- PROVIDED RECORDS -
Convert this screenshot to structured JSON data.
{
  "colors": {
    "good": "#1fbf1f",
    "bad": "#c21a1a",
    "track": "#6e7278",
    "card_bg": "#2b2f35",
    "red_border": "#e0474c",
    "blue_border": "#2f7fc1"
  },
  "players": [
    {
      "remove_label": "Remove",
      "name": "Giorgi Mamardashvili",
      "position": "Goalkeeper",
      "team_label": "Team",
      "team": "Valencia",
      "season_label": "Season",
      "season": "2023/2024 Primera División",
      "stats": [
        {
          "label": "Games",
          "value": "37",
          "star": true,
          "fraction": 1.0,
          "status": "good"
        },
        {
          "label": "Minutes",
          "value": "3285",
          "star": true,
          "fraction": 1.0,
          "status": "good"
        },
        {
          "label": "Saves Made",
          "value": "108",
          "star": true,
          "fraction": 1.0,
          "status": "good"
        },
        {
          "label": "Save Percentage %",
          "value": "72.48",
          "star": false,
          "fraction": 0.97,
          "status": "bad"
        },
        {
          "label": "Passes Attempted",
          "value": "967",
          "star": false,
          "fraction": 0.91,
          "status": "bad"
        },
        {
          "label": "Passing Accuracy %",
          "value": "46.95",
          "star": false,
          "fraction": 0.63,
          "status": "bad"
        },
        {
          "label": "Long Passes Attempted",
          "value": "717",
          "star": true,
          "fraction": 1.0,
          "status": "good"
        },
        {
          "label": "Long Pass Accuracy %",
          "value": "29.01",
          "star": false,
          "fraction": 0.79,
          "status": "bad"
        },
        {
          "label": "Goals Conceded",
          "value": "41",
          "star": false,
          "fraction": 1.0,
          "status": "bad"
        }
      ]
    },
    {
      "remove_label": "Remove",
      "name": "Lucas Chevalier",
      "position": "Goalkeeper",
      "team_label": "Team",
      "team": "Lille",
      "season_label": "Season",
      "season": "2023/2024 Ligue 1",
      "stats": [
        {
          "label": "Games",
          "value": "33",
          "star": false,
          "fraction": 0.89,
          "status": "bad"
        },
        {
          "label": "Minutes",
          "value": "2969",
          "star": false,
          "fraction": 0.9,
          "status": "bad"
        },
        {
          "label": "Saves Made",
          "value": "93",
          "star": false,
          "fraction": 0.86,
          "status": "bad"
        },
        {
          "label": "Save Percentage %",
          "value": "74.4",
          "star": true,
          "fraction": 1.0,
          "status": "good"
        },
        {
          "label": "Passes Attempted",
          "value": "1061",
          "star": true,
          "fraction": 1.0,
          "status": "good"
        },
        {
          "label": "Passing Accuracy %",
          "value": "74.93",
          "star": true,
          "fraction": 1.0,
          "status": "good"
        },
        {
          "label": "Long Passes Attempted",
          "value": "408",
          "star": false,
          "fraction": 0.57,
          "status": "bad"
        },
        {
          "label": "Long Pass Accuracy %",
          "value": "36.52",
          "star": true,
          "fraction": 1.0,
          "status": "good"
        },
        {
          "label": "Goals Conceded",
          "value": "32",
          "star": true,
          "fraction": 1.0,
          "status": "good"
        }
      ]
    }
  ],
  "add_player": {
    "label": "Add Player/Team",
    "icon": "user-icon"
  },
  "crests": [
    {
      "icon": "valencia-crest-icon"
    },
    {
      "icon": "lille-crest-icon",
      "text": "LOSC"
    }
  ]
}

- THE REQUEST -
Gather from the records above every line containing the string "icon".

- WRITTEN SOLUTION -
    "icon": "user-icon"
      "icon": "valencia-crest-icon"
      "icon": "lille-crest-icon",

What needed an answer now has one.